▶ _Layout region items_
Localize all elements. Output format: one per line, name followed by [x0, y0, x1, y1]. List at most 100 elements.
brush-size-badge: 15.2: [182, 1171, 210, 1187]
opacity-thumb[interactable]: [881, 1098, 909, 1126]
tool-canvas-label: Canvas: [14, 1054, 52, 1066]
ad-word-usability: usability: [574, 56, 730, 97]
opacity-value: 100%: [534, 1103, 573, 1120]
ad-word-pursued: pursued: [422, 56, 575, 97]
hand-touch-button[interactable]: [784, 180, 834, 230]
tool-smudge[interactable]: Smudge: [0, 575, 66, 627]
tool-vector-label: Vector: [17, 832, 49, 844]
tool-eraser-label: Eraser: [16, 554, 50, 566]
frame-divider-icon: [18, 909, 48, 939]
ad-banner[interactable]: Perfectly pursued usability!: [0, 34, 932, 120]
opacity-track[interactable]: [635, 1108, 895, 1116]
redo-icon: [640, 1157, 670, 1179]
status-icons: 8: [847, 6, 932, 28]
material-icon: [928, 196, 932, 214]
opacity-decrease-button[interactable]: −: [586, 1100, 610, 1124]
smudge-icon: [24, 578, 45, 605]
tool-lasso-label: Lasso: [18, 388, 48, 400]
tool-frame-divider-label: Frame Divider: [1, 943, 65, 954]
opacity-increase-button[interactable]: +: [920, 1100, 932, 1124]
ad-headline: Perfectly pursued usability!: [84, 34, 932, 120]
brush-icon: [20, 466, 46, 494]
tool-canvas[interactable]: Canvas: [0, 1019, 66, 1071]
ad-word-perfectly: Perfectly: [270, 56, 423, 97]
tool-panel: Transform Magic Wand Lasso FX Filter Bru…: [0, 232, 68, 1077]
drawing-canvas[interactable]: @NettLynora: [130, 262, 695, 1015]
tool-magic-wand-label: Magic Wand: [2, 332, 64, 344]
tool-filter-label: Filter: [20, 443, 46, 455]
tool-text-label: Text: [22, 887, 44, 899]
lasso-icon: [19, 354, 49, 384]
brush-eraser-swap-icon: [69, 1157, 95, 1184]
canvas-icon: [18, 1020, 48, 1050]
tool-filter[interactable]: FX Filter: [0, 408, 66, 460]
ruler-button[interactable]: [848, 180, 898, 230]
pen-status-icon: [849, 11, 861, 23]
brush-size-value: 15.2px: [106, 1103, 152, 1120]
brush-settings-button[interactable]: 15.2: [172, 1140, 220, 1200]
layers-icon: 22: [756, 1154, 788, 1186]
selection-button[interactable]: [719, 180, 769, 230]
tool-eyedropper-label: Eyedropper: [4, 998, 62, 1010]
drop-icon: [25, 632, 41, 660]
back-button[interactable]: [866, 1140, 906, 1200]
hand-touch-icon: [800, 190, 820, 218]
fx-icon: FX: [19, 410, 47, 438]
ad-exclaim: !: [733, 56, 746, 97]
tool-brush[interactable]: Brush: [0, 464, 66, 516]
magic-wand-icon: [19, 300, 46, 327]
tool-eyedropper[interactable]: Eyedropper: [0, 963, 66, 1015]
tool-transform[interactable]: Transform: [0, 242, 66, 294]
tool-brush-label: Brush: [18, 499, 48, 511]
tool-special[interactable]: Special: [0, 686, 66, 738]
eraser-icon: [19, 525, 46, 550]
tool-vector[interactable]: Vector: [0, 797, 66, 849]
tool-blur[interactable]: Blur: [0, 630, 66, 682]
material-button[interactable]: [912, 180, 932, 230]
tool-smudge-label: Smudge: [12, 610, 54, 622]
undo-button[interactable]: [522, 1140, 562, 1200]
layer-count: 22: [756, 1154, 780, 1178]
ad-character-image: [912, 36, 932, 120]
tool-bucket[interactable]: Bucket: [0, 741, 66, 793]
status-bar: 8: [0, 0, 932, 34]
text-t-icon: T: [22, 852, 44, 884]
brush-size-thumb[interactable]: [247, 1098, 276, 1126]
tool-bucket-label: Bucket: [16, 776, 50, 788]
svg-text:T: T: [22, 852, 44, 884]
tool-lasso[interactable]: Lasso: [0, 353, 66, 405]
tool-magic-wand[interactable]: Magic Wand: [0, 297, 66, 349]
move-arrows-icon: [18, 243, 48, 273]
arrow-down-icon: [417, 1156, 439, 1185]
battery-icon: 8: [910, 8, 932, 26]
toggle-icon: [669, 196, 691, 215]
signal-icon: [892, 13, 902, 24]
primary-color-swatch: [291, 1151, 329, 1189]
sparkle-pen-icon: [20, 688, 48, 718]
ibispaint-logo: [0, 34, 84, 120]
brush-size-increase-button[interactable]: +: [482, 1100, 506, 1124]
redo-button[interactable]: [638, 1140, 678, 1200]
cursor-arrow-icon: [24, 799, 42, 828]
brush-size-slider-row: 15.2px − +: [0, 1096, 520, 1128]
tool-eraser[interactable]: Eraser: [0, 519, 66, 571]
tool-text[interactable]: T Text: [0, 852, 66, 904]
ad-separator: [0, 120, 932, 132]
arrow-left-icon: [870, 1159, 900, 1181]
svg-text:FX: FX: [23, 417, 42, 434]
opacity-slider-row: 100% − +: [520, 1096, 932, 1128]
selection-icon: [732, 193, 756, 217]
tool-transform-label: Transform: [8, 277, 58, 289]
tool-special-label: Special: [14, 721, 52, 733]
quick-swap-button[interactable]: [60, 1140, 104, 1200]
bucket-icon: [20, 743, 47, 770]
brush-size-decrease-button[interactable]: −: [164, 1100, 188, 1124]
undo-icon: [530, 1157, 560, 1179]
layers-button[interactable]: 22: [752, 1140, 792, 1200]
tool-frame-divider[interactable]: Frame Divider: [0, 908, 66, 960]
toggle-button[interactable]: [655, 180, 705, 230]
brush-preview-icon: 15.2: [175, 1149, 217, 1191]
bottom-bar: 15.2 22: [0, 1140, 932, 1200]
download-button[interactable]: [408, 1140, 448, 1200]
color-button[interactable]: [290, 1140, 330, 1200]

▶ _Exercise description_
Rewrite the items from their start through the line containing "tool-canvas-label: Canvas: [14, 1054, 52, 1066]", inclusive, replacing "Localize" with "Locate" and leaving everything else unchanged.

▶ _Solution to the exercise_
Locate all elements. Output format: one per line, name followed by [x0, y0, x1, y1]. List at most 100 elements.
brush-size-badge: 15.2: [182, 1171, 210, 1187]
opacity-thumb[interactable]: [881, 1098, 909, 1126]
tool-canvas-label: Canvas: [14, 1054, 52, 1066]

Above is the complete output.